[Records for this task]
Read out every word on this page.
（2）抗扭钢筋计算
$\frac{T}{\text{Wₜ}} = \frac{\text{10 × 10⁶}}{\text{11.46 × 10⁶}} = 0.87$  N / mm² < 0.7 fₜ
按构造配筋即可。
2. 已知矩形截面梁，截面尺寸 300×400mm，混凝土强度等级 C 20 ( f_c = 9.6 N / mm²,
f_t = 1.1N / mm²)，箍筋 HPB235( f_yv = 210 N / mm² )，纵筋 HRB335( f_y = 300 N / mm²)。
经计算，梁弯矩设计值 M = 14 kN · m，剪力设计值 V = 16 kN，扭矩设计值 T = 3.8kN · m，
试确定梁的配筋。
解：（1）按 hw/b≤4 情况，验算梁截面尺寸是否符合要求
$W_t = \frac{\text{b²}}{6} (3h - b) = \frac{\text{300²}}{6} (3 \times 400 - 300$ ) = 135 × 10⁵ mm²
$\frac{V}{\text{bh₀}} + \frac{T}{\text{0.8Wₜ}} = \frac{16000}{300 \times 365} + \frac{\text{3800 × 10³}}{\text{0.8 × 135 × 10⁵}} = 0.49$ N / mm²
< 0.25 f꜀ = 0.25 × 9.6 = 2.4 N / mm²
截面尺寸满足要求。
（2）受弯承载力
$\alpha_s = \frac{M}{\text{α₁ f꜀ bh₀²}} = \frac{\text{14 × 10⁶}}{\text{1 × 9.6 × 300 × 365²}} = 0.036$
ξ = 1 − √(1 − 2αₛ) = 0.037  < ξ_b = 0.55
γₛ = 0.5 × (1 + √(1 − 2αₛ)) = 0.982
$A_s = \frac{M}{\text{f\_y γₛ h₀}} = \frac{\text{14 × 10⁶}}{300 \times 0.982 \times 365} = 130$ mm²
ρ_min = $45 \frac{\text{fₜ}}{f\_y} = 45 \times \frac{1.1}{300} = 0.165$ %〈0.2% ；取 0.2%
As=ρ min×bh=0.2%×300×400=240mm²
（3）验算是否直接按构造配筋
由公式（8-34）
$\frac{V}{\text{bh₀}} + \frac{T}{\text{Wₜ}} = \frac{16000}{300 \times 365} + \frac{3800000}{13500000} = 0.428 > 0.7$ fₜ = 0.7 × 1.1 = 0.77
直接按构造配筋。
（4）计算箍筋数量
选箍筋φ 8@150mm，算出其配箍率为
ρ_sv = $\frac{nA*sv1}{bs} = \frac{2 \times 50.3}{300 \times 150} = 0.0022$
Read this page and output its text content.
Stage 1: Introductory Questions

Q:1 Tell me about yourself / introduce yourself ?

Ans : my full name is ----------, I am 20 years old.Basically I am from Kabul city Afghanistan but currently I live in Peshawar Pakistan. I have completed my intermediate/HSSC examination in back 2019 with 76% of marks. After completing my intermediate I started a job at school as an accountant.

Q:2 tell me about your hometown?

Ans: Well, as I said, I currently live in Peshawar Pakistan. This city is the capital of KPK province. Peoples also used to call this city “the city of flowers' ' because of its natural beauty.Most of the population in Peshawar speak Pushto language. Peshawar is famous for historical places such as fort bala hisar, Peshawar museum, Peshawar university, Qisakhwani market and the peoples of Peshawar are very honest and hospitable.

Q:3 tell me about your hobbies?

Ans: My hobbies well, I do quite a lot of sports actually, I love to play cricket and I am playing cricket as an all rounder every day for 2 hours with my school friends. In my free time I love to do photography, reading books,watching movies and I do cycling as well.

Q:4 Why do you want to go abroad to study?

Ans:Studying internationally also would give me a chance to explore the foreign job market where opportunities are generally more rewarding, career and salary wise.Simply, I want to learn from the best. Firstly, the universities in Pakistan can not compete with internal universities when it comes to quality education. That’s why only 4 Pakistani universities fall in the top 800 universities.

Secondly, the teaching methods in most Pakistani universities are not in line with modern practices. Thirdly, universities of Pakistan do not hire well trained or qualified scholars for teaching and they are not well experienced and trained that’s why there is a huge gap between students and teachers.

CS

[Brief]
Return the entries in full, keeping every line exactly as it is.

[Response to this exercise]
Read out every word on this page.
（2）抗扭钢筋计算
$\frac{T}{\text{Wₜ}} = \frac{\text{10 × 10⁶}}{\text{11.46 × 10⁶}} = 0.87$  N / mm² < 0.7 fₜ
按构造配筋即可。
2. 已知矩形截面梁，截面尺寸 300×400mm，混凝土强度等级 C 20 ( f_c = 9.6 N / mm²,
f_t = 1.1N / mm²)，箍筋 HPB235( f_yv = 210 N / mm² )，纵筋 HRB335( f_y = 300 N / mm²)。
经计算，梁弯矩设计值 M = 14 kN · m，剪力设计值 V = 16 kN，扭矩设计值 T = 3.8kN · m，
试确定梁的配筋。
解：（1）按 hw/b≤4 情况，验算梁截面尺寸是否符合要求
$W_t = \frac{\text{b²}}{6} (3h - b) = \frac{\text{300²}}{6} (3 \times 400 - 300$ ) = 135 × 10⁵ mm²
$\frac{V}{\text{bh₀}} + \frac{T}{\text{0.8Wₜ}} = \frac{16000}{300 \times 365} + \frac{\text{3800 × 10³}}{\text{0.8 × 135 × 10⁵}} = 0.49$ N / mm²
< 0.25 f꜀ = 0.25 × 9.6 = 2.4 N / mm²
截面尺寸满足要求。
（2）受弯承载力
$\alpha_s = \frac{M}{\text{α₁ f꜀ bh₀²}} = \frac{\text{14 × 10⁶}}{\text{1 × 9.6 × 300 × 365²}} = 0.036$
ξ = 1 − √(1 − 2αₛ) = 0.037  < ξ_b = 0.55
γₛ = 0.5 × (1 + √(1 − 2αₛ)) = 0.982
$A_s = \frac{M}{\text{f\_y γₛ h₀}} = \frac{\text{14 × 10⁶}}{300 \times 0.982 \times 365} = 130$ mm²
ρ_min = $45 \frac{\text{fₜ}}{f\_y} = 45 \times \frac{1.1}{300} = 0.165$ %〈0.2% ；取 0.2%
As=ρ min×bh=0.2%×300×400=240mm²
（3）验算是否直接按构造配筋
由公式（8-34）
$\frac{V}{\text{bh₀}} + \frac{T}{\text{Wₜ}} = \frac{16000}{300 \times 365} + \frac{3800000}{13500000} = 0.428 > 0.7$ fₜ = 0.7 × 1.1 = 0.77
直接按构造配筋。
（4）计算箍筋数量
选箍筋φ 8@150mm，算出其配箍率为
ρ_sv = $\frac{nA*sv1}{bs} = \frac{2 \times 50.3}{300 \times 150} = 0.0022$
Read this page and output its text content.
Stage 1: Introductory Questions

Q:1 Tell me about yourself / introduce yourself ?

Ans : my full name is ----------, I am 20 years old.Basically I am from Kabul city Afghanistan but currently I live in Peshawar Pakistan. I have completed my intermediate/HSSC examination in back 2019 with 76% of marks. After completing my intermediate I started a job at school as an accountant.

Q:2 tell me about your hometown?

Ans: Well, as I said, I currently live in Peshawar Pakistan. This city is the capital of KPK province. Peoples also used to call this city “the city of flowers' ' because of its natural beauty.Most of the population in Peshawar speak Pushto language. Peshawar is famous for historical places such as fort bala hisar, Peshawar museum, Peshawar university, Qisakhwani market and the peoples of Peshawar are very honest and hospitable.

Q:3 tell me about your hobbies?

Ans: My hobbies well, I do quite a lot of sports actually, I love to play cricket and I am playing cricket as an all rounder every day for 2 hours with my school friends. In my free time I love to do photography, reading books,watching movies and I do cycling as well.

Q:4 Why do you want to go abroad to study?

Ans:Studying internationally also would give me a chance to explore the foreign job market where opportunities are generally more rewarding, career and salary wise.Simply, I want to learn from the best. Firstly, the universities in Pakistan can not compete with internal universities when it comes to quality education. That’s why only 4 Pakistani universities fall in the top 800 universities.

Secondly, the teaching methods in most Pakistani universities are not in line with modern practices. Thirdly, universities of Pakistan do not hire well trained or qualified scholars for teaching and they are not well experienced and trained that’s why there is a huge gap between students and teachers.

CS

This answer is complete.